### EXERCISE BRIEF
Track down the lines that contain "ylabel" and copy them.

-- Start EXERCISE DATA --

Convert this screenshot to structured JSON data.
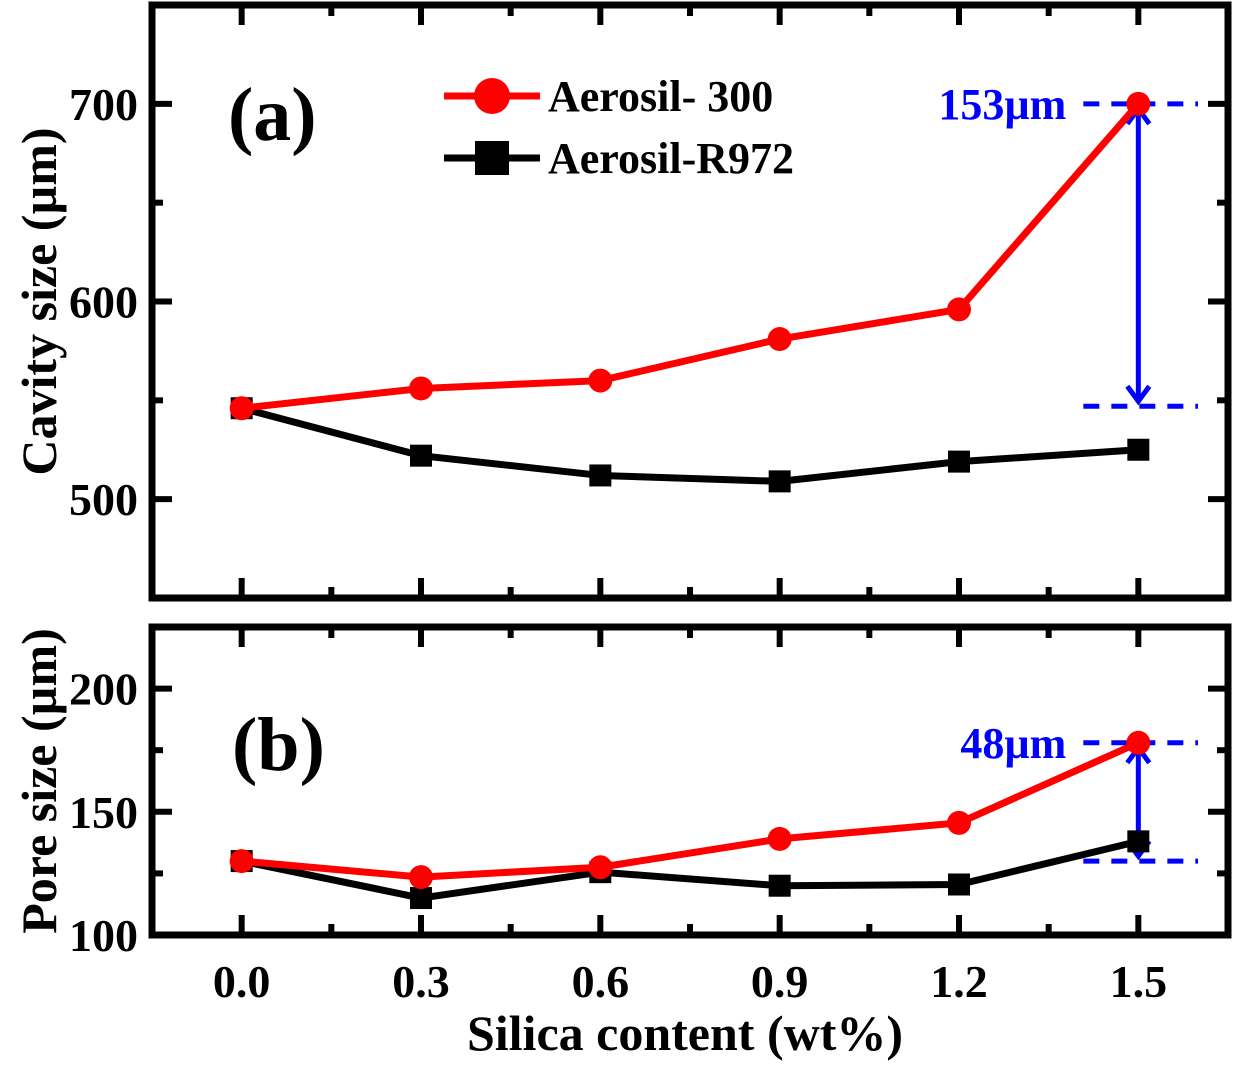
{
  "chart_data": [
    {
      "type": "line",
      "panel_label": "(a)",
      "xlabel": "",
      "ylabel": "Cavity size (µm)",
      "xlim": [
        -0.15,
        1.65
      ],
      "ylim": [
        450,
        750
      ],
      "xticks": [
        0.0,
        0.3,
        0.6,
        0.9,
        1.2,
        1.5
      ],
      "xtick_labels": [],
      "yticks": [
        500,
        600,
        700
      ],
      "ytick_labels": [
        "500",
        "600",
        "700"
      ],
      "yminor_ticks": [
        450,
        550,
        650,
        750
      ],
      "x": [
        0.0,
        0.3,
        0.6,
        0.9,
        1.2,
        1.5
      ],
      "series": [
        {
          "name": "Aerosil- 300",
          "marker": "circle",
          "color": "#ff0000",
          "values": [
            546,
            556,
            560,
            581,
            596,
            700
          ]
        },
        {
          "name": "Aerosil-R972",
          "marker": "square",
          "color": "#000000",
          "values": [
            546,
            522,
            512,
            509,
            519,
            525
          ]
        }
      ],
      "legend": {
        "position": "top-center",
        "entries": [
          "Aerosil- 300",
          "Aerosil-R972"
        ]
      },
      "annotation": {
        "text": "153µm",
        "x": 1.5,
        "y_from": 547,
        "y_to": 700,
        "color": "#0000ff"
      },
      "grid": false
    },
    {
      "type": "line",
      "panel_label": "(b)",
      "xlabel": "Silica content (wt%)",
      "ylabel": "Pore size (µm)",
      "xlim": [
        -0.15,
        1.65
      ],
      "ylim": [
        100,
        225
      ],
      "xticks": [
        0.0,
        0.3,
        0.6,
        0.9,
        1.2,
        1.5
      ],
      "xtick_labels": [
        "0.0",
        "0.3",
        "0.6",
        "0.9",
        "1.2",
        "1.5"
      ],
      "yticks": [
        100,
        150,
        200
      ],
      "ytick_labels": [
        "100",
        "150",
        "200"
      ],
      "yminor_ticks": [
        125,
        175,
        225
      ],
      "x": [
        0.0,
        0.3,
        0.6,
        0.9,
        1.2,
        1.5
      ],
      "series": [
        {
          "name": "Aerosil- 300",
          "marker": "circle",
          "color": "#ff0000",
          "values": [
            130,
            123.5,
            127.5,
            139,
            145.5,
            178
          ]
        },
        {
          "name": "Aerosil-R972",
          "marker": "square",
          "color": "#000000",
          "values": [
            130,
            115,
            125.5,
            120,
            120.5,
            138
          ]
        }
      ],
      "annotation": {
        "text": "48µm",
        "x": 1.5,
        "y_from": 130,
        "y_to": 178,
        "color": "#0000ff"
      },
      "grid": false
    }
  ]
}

-- End EXERCISE DATA --

### CORRECT RESULT
      "ylabel": "Cavity size (µm)",
      "ylabel": "Pore size (µm)",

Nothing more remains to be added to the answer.